> What you have to do
An exact copy of all the data is required, with pictures left out.

+++ Input for this task +++

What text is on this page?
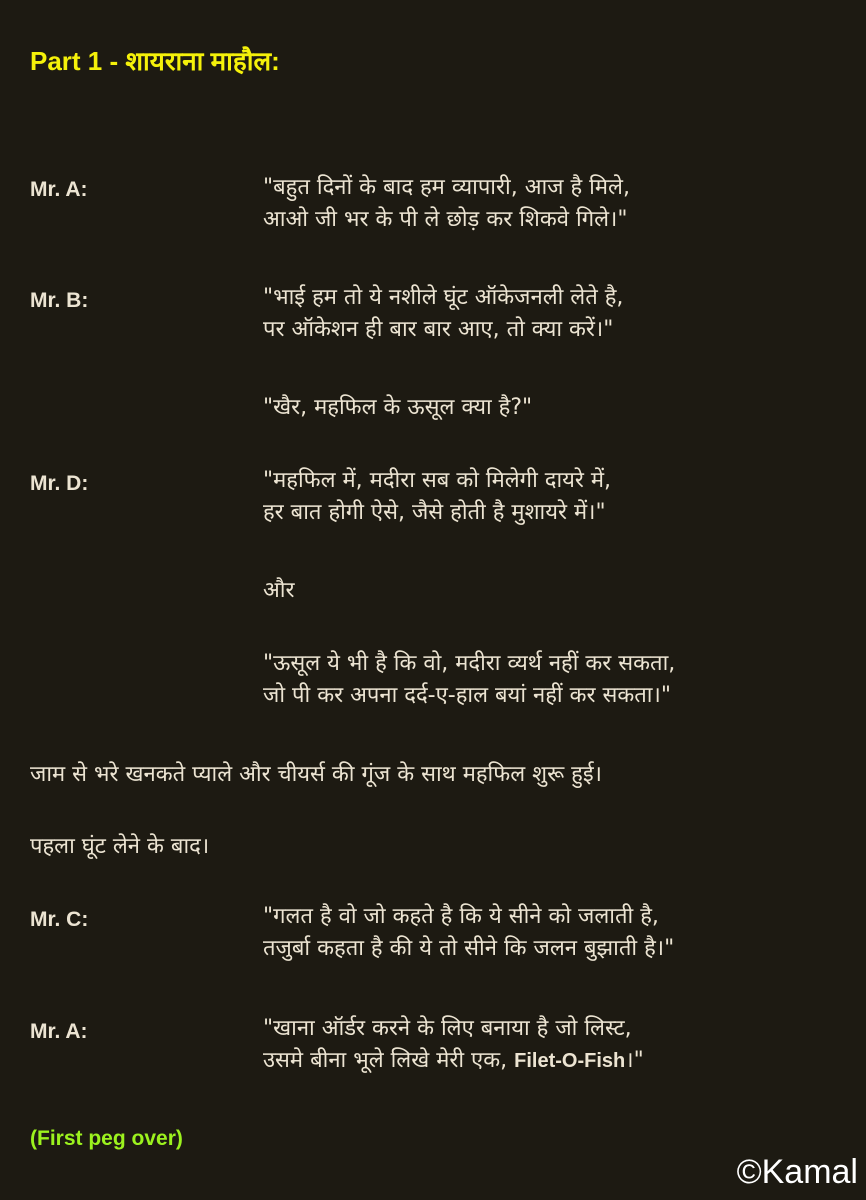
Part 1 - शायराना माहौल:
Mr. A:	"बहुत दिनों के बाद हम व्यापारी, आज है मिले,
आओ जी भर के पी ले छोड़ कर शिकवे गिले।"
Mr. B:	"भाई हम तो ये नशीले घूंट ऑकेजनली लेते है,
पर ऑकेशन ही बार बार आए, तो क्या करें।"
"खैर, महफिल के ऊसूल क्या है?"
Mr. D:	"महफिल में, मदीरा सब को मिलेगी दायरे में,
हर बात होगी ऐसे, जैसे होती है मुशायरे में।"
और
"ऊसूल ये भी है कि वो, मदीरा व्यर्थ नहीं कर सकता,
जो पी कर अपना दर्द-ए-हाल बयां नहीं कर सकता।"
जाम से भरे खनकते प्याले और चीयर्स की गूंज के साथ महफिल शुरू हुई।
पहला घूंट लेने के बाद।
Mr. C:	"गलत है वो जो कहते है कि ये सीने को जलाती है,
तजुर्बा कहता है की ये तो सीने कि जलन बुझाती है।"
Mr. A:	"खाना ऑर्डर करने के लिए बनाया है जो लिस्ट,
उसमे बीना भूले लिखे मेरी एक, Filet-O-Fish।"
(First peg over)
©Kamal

+++

> Finished task
What text is on this page?
Part 1 - शायराना माहौल:
Mr. A:	"बहुत दिनों के बाद हम व्यापारी, आज है मिले,
आओ जी भर के पी ले छोड़ कर शिकवे गिले।"
Mr. B:	"भाई हम तो ये नशीले घूंट ऑकेजनली लेते है,
पर ऑकेशन ही बार बार आए, तो क्या करें।"
"खैर, महफिल के ऊसूल क्या है?"
Mr. D:	"महफिल में, मदीरा सब को मिलेगी दायरे में,
हर बात होगी ऐसे, जैसे होती है मुशायरे में।"
और
"ऊसूल ये भी है कि वो, मदीरा व्यर्थ नहीं कर सकता,
जो पी कर अपना दर्द-ए-हाल बयां नहीं कर सकता।"
जाम से भरे खनकते प्याले और चीयर्स की गूंज के साथ महफिल शुरू हुई।
पहला घूंट लेने के बाद।
Mr. C:	"गलत है वो जो कहते है कि ये सीने को जलाती है,
तजुर्बा कहता है की ये तो सीने कि जलन बुझाती है।"
Mr. A:	"खाना ऑर्डर करने के लिए बनाया है जो लिस्ट,
उसमे बीना भूले लिखे मेरी एक, Filet-O-Fish।"
(First peg over)
©Kamal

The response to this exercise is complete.